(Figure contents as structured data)
==*==
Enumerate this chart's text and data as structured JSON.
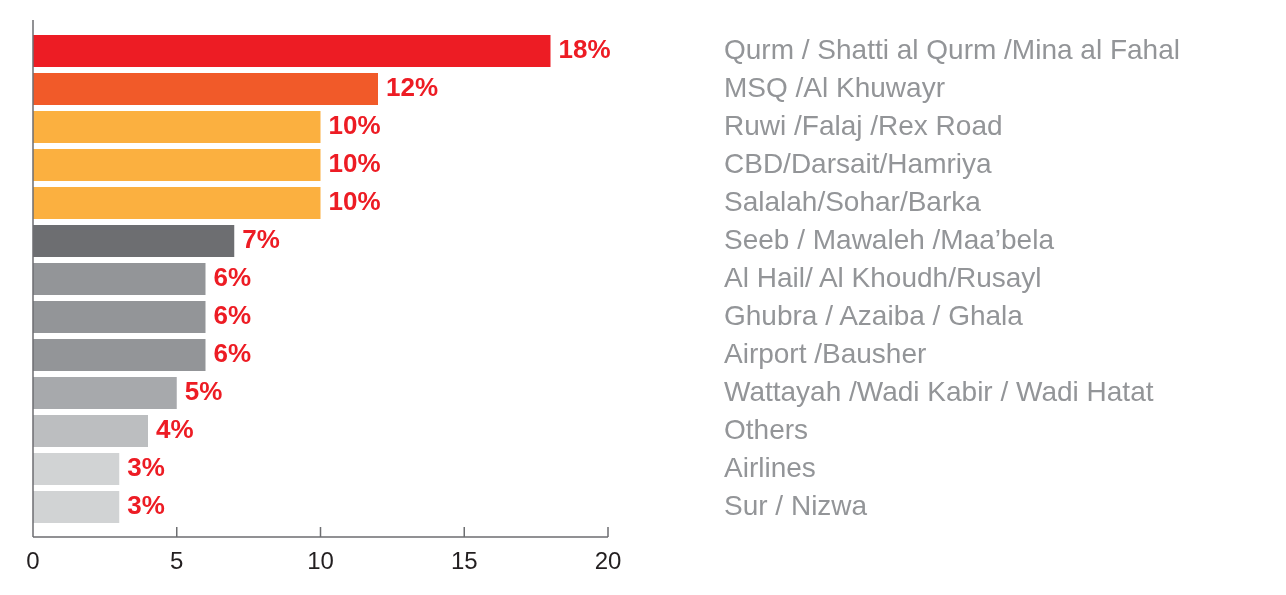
{
  "chart_data": {
    "type": "bar",
    "orientation": "horizontal",
    "categories": [
      "Qurm / Shatti al Qurm /Mina al Fahal",
      "MSQ /Al Khuwayr",
      "Ruwi /Falaj /Rex Road",
      "CBD/Darsait/Hamriya",
      "Salalah/Sohar/Barka",
      "Seeb / Mawaleh /Maa’bela",
      "Al Hail/ Al Khoudh/Rusayl",
      "Ghubra / Azaiba / Ghala",
      "Airport /Bausher",
      "Wattayah /Wadi Kabir / Wadi Hatat",
      "Others",
      "Airlines",
      "Sur / Nizwa"
    ],
    "values": [
      18,
      12,
      10,
      10,
      10,
      7,
      6,
      6,
      6,
      5,
      4,
      3,
      3
    ],
    "colors": [
      "#ed1c24",
      "#f15a29",
      "#fbb040",
      "#fbb040",
      "#fbb040",
      "#6d6e71",
      "#939598",
      "#939598",
      "#939598",
      "#a7a9ac",
      "#bcbec0",
      "#d1d3d4",
      "#d1d3d4"
    ],
    "value_labels": [
      "18%",
      "12%",
      "10%",
      "10%",
      "10%",
      "7%",
      "6%",
      "6%",
      "6%",
      "5%",
      "4%",
      "3%",
      "3%"
    ],
    "xlim": [
      0,
      20
    ],
    "xticks": [
      0,
      5,
      10,
      15,
      20
    ]
  }
}
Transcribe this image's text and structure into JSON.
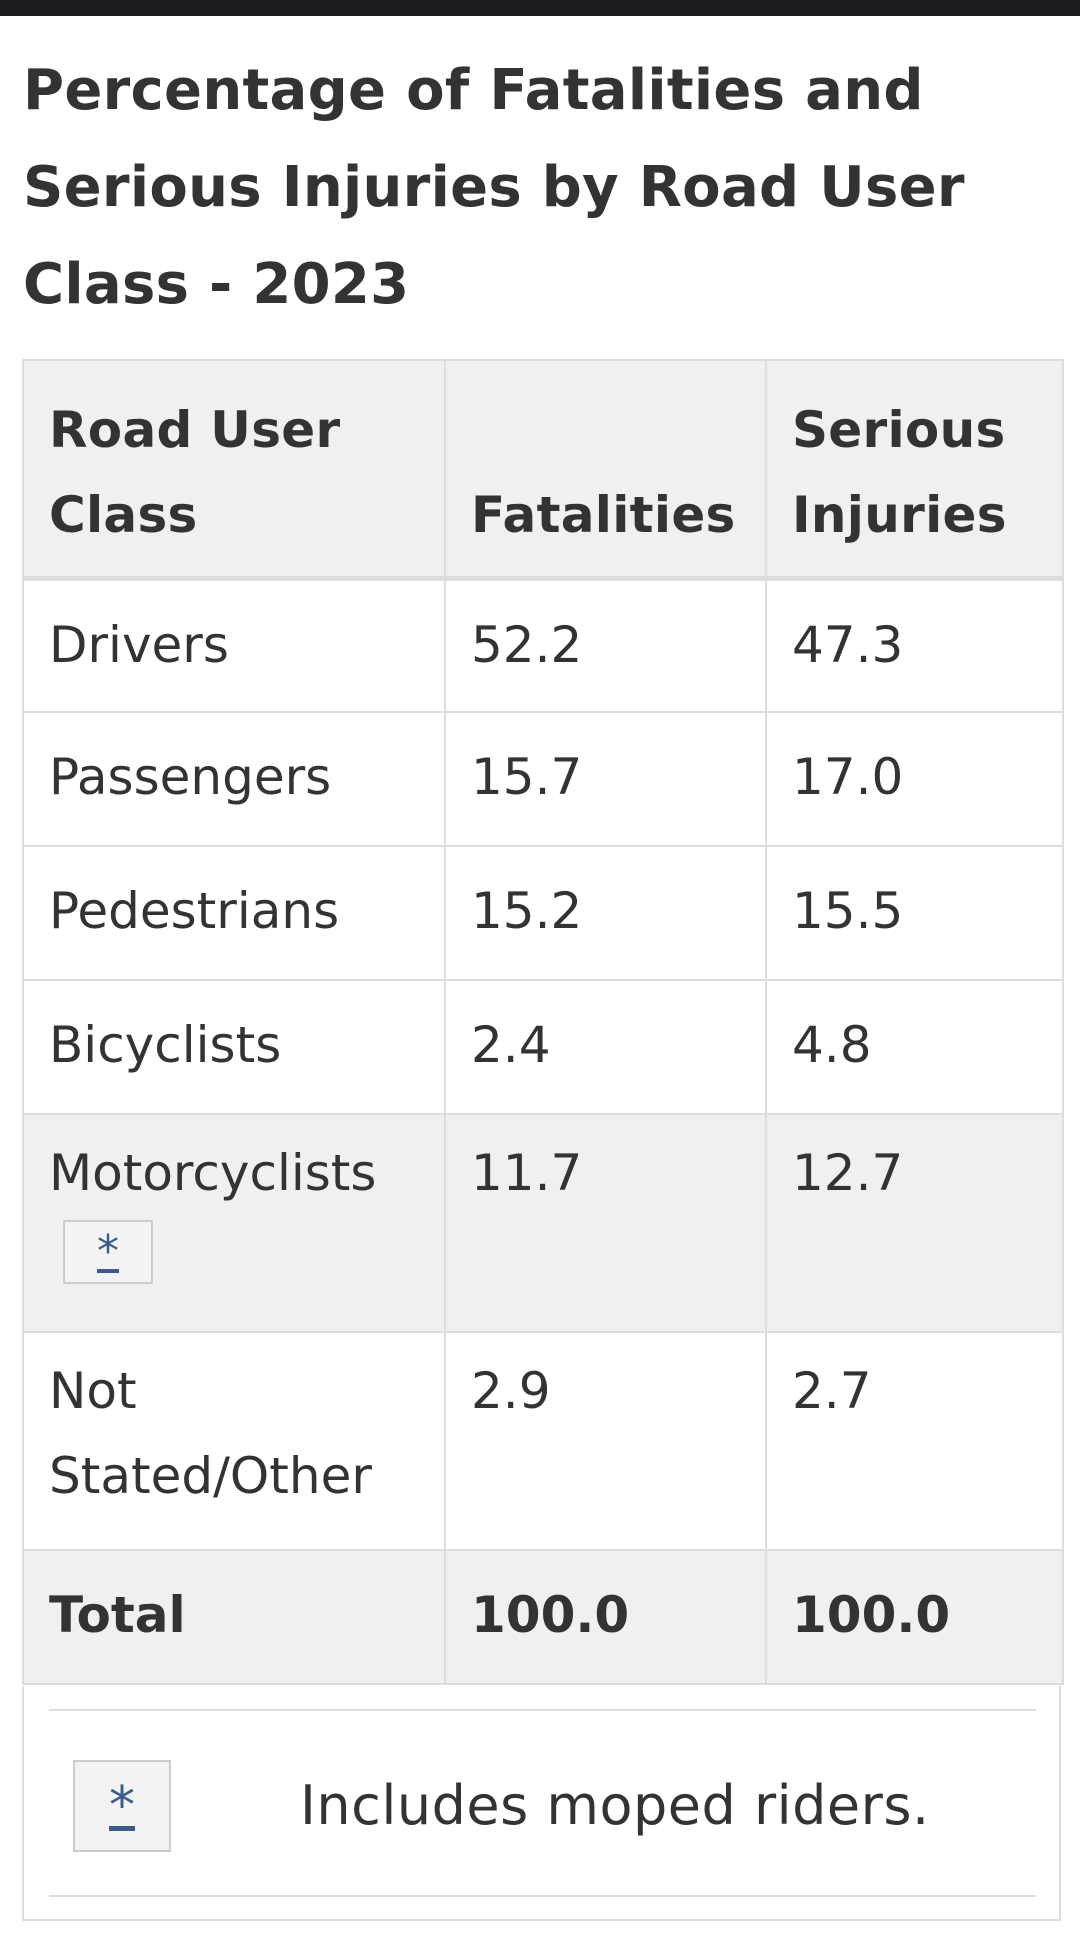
{
  "title": "Percentage of Fatalities and Serious Injuries by Road User Class - 2023",
  "table": {
    "headers": [
      "Road User Class",
      "Fatalities",
      "Serious Injuries"
    ],
    "rows": [
      {
        "class": "Drivers",
        "fatalities": "52.2",
        "serious_injuries": "47.3"
      },
      {
        "class": "Passengers",
        "fatalities": "15.7",
        "serious_injuries": "17.0"
      },
      {
        "class": "Pedestrians",
        "fatalities": "15.2",
        "serious_injuries": "15.5"
      },
      {
        "class": "Bicyclists",
        "fatalities": "2.4",
        "serious_injuries": "4.8"
      },
      {
        "class": "Motorcyclists",
        "footnote_ref": "*",
        "fatalities": "11.7",
        "serious_injuries": "12.7"
      },
      {
        "class": "Not Stated/Other",
        "fatalities": "2.9",
        "serious_injuries": "2.7"
      }
    ],
    "total": {
      "label": "Total",
      "fatalities": "100.0",
      "serious_injuries": "100.0"
    }
  },
  "footnote": {
    "marker": "*",
    "text": "Includes moped riders."
  }
}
==*==
# Problem details
Every record must be copied exactly, with the pictures left out.

# Response to the exercise
Enumerate this chart's text and data as structured JSON.
{
  "chart_data": {
    "type": "bar",
    "orientation": "horizontal",
    "categories": [
      "Qurm / Shatti al Qurm /Mina al Fahal",
      "MSQ /Al Khuwayr",
      "Ruwi /Falaj /Rex Road",
      "CBD/Darsait/Hamriya",
      "Salalah/Sohar/Barka",
      "Seeb / Mawaleh /Maa’bela",
      "Al Hail/ Al Khoudh/Rusayl",
      "Ghubra / Azaiba / Ghala",
      "Airport /Bausher",
      "Wattayah /Wadi Kabir / Wadi Hatat",
      "Others",
      "Airlines",
      "Sur / Nizwa"
    ],
    "values": [
      18,
      12,
      10,
      10,
      10,
      7,
      6,
      6,
      6,
      5,
      4,
      3,
      3
    ],
    "colors": [
      "#ed1c24",
      "#f15a29",
      "#fbb040",
      "#fbb040",
      "#fbb040",
      "#6d6e71",
      "#939598",
      "#939598",
      "#939598",
      "#a7a9ac",
      "#bcbec0",
      "#d1d3d4",
      "#d1d3d4"
    ],
    "value_labels": [
      "18%",
      "12%",
      "10%",
      "10%",
      "10%",
      "7%",
      "6%",
      "6%",
      "6%",
      "5%",
      "4%",
      "3%",
      "3%"
    ],
    "xlim": [
      0,
      20
    ],
    "xticks": [
      0,
      5,
      10,
      15,
      20
    ]
  }
}
Transcribe this image's text and structure into JSON.
{
  "title": "Percentage of Fatalities and Serious Injuries by Road User Class - 2023",
  "table": {
    "headers": [
      "Road User Class",
      "Fatalities",
      "Serious Injuries"
    ],
    "rows": [
      {
        "class": "Drivers",
        "fatalities": "52.2",
        "serious_injuries": "47.3"
      },
      {
        "class": "Passengers",
        "fatalities": "15.7",
        "serious_injuries": "17.0"
      },
      {
        "class": "Pedestrians",
        "fatalities": "15.2",
        "serious_injuries": "15.5"
      },
      {
        "class": "Bicyclists",
        "fatalities": "2.4",
        "serious_injuries": "4.8"
      },
      {
        "class": "Motorcyclists",
        "footnote_ref": "*",
        "fatalities": "11.7",
        "serious_injuries": "12.7"
      },
      {
        "class": "Not Stated/Other",
        "fatalities": "2.9",
        "serious_injuries": "2.7"
      }
    ],
    "total": {
      "label": "Total",
      "fatalities": "100.0",
      "serious_injuries": "100.0"
    }
  },
  "footnote": {
    "marker": "*",
    "text": "Includes moped riders."
  }
}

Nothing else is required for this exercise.